__TEXT__:
---

How to collaborate with a graphic designer?

Hi,

Well, everything is in the title. I’m often working on websites with graphic designers, and I’m curious to know how do you work with them because in my point of view, the transition between design and code is very prehistoric.

Personally, I’m asking to them an inDesign file template as model with multiple widths (400/600/900/1024/1280).

So my question is, in that case, do you know some specific tools ? Some links about that subject ? Do you prefer pdf file, or are you coding directly without template ?

If I am not doing the whole design of the website, and get a mockup, it’s usually a pdf used as wireframe:

all the design is there, but I get the freedom to decide micro-things, like exact font-size, etc.

This is in the best case.

When I get a psd mockup it’s deep pain because often the other graphic designer hardly get what it means to design for a computer screen, and that it’s better to embrace proportions between elements over fixed numbers.

Figma looks really cool and able to give an answer to both devs and designers, copy editors etc.

---

__DATASET CONTENT__:

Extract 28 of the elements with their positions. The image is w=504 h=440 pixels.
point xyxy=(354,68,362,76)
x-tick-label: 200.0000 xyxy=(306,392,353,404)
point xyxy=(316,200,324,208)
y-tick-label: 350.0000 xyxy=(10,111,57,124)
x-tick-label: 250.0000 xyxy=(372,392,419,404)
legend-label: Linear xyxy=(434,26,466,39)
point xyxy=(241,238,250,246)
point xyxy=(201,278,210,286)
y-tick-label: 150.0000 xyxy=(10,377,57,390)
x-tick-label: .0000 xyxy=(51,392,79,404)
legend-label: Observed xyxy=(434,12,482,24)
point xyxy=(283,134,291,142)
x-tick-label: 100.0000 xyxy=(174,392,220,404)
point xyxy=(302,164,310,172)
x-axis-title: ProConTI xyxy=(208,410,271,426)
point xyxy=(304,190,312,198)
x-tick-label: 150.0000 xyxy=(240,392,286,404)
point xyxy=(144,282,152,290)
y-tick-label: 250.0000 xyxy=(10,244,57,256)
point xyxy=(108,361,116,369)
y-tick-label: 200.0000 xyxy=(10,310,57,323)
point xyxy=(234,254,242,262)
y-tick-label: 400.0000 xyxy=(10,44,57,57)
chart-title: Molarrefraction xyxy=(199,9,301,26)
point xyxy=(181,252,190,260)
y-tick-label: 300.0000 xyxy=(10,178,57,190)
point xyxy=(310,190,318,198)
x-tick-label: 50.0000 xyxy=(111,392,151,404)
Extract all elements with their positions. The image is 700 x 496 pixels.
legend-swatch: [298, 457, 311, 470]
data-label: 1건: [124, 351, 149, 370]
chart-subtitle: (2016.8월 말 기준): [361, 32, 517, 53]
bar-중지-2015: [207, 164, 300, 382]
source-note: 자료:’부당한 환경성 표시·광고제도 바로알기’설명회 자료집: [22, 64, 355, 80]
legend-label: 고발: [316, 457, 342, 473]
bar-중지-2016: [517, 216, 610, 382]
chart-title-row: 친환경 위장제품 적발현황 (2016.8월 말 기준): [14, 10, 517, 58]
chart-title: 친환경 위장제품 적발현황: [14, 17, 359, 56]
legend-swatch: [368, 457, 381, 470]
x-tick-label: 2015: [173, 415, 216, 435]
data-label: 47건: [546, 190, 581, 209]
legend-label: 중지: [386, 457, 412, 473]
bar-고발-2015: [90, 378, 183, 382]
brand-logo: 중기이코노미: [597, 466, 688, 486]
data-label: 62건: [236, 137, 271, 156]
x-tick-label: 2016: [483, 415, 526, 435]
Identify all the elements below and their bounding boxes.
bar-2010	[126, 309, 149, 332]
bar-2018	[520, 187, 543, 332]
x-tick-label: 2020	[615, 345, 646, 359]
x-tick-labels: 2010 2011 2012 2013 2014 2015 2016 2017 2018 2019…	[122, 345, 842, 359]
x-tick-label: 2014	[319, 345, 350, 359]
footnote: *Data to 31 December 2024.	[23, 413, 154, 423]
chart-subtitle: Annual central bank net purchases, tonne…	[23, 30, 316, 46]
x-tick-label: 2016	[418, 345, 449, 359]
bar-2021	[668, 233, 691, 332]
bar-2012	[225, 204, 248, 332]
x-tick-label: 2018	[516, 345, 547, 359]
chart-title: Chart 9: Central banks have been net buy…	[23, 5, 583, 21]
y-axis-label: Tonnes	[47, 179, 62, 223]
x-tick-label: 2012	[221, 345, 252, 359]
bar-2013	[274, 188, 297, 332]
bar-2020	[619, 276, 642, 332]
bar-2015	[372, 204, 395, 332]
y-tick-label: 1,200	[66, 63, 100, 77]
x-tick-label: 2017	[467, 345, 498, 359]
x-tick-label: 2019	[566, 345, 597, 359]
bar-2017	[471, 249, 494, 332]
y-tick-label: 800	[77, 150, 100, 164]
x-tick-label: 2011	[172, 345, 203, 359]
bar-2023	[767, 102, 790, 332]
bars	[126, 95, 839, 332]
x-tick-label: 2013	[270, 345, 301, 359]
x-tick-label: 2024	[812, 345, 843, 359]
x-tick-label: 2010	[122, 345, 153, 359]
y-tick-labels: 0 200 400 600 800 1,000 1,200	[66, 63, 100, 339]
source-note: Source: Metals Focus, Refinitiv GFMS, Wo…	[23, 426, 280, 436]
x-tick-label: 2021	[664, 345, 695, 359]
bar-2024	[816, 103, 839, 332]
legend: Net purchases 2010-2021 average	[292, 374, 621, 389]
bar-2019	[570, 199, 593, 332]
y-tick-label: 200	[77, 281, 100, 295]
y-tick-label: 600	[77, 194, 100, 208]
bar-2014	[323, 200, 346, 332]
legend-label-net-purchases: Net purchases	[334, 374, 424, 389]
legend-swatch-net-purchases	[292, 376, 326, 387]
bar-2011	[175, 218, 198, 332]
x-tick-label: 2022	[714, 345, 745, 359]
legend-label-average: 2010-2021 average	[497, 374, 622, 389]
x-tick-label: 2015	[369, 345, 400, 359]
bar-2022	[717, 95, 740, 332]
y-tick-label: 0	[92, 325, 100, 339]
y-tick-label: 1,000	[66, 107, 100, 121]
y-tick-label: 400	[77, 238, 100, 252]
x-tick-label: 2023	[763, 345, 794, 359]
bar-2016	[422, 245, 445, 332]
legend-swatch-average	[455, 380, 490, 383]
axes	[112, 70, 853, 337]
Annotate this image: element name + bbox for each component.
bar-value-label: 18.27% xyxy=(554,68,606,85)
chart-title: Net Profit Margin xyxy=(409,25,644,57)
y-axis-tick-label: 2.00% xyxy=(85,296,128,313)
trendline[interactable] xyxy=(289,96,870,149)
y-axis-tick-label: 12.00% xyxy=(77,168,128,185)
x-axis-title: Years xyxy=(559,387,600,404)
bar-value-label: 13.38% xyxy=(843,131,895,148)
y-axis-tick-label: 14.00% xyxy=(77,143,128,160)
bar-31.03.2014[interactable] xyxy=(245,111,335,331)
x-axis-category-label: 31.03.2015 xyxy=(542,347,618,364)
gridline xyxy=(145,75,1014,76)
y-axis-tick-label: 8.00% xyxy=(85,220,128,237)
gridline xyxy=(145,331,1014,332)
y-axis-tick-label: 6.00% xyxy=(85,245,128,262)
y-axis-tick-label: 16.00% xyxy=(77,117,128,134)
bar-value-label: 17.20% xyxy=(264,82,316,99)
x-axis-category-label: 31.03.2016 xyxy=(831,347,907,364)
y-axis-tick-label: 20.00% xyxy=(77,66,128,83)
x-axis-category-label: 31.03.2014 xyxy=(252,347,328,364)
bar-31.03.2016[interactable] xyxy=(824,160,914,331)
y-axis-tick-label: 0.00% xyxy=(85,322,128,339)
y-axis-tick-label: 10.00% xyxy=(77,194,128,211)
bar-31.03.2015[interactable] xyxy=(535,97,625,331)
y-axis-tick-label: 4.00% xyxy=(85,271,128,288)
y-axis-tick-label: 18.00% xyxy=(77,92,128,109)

---

__OBJECTIVES__:
[1] Quote the forum thread on working with graphic designers, starting at the words "So my question" and ending after "the best case.".
[2] In the thread on working with graphic designers, what widths does the first poster request in the template file?
[3] Continue the thread on working with graphic designers from its last sentence.
The entries play no part in what comes next.

__PER-TASK OUTPUTS__:
[1]
So my question is, in that case, do you know some specific tools ? Some links about that subject ? Do you prefer pdf file, or are you coding directly without template ?

If I am not doing the whole design of the website, and get a mockup, it’s usually a pdf used as wireframe:

all the design is there, but I get the freedom to decide micro-things, like exact font-size, etc.

This is in the best case.

[2] 400, 600, 900, 1024 and 1280.

[3]
I personally never do high-res mockups, and sketch out very loosely on paper then design in the browsers and iterate over (git is good also for this).

The fact is working with responsive designs, and generating a design for all possible screen sizes is very time consuming, I have been a web designer & coder for 20 years, and the method you describe was ok 10 years ago.

These days i do a desktop version only in Sketch which i think is currently the best tool for the job (prior to this, my tool of choice was Fireworks but this had been discontinued by Adobe). I also use affinity designer and photo. I refuse to use photoshop. It’s big, its clunky, it tries to be too many things to too many people, and its extremely expensive.

I rough out the desktop design in Sketch app and the rest I do in browser unless a client really wants a mockup of a small screen version. Designing 5 resolutions is just insane and not cost effective (you are essentially designing 5 websites for the price of one).

inDesign is a print tool, and while some people do use it for webdesign, its not best suited for this task. I would seriously consider investing in sketch app or if you are on a budget Gravit is very similar and free.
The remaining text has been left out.